Scan the data below and report how many lines include the word "color". Nothing else is wanted.

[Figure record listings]
-- Begin --

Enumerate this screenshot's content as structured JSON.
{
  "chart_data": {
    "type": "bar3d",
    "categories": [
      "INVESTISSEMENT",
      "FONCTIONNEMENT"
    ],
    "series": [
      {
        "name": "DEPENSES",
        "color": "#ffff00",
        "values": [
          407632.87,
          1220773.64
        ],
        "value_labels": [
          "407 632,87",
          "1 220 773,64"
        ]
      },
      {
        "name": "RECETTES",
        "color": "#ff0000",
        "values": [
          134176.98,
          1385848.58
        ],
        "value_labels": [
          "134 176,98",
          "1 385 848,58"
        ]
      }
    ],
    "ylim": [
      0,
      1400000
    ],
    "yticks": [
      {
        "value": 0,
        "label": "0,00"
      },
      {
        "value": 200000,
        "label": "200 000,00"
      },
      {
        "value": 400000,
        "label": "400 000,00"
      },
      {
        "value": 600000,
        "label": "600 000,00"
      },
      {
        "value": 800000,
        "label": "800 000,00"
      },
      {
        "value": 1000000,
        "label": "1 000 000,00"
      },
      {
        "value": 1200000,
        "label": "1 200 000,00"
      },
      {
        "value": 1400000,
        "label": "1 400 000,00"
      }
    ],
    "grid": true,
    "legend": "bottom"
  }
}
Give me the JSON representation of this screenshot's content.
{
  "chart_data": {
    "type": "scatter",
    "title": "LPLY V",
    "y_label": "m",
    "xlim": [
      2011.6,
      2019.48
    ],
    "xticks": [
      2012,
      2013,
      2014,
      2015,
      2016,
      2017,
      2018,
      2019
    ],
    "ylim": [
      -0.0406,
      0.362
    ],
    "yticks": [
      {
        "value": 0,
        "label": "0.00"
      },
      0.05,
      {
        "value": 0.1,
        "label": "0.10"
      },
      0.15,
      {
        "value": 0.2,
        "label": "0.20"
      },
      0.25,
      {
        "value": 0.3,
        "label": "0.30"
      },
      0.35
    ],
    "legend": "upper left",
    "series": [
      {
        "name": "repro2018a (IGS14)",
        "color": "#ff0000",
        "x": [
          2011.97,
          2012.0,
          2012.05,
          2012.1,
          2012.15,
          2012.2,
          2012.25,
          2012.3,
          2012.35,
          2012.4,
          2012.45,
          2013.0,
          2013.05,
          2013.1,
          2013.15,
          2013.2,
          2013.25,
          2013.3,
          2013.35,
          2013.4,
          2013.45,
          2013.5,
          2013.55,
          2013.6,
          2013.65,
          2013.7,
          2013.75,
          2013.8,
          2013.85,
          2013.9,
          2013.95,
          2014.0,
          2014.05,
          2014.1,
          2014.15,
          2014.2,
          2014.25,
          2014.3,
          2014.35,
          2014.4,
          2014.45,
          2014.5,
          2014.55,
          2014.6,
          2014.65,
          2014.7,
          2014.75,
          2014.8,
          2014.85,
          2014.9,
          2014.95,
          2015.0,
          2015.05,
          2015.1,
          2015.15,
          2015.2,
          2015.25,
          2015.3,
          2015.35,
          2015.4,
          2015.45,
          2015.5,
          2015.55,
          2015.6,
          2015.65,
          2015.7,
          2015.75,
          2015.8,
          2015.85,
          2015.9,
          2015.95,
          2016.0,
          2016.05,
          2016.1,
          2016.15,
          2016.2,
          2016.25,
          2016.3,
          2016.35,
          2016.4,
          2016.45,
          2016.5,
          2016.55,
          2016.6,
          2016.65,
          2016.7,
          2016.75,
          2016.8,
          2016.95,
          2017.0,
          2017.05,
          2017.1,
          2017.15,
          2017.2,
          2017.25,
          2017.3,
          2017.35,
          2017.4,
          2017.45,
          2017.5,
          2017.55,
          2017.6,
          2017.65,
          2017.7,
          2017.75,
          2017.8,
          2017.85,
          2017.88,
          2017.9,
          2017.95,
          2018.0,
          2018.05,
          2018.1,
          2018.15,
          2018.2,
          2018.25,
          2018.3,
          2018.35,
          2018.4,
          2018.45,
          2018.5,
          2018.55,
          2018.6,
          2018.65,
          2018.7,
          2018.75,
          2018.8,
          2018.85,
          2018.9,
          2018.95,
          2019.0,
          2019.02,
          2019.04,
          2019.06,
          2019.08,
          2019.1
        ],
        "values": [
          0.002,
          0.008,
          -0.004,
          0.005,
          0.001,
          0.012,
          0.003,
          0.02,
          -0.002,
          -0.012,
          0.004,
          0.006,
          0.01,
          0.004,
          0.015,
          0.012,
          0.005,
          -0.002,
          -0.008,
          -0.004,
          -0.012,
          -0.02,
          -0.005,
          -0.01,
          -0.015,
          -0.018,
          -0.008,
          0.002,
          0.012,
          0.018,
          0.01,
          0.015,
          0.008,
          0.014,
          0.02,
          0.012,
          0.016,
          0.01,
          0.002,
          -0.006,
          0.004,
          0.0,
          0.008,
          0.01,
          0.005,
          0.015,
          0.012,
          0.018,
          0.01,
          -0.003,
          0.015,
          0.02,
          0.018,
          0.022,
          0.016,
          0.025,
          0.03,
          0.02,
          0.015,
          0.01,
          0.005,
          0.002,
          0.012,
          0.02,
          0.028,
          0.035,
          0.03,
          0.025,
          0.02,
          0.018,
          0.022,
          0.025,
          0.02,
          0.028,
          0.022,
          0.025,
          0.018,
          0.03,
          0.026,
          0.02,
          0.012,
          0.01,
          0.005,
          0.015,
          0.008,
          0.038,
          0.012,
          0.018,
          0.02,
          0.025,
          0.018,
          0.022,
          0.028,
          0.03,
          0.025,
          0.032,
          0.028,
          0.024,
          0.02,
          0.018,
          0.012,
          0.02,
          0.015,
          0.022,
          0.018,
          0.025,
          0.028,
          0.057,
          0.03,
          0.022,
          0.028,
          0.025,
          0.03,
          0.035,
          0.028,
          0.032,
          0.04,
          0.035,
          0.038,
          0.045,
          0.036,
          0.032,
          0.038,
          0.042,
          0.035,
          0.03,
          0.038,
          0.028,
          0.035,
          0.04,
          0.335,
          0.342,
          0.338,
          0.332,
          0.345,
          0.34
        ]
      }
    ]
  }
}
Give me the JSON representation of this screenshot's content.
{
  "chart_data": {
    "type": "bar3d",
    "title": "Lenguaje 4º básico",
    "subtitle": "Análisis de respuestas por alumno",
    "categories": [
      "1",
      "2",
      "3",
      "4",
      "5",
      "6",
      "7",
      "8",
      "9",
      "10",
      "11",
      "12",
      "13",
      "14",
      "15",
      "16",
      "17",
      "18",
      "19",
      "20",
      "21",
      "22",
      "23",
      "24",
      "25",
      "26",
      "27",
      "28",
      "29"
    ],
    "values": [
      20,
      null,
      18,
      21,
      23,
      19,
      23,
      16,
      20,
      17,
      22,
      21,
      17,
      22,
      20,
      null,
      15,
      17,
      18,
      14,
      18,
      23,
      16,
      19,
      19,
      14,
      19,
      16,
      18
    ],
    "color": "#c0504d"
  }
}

-- End --

> **RESULT OF THE EXERCISE**: 4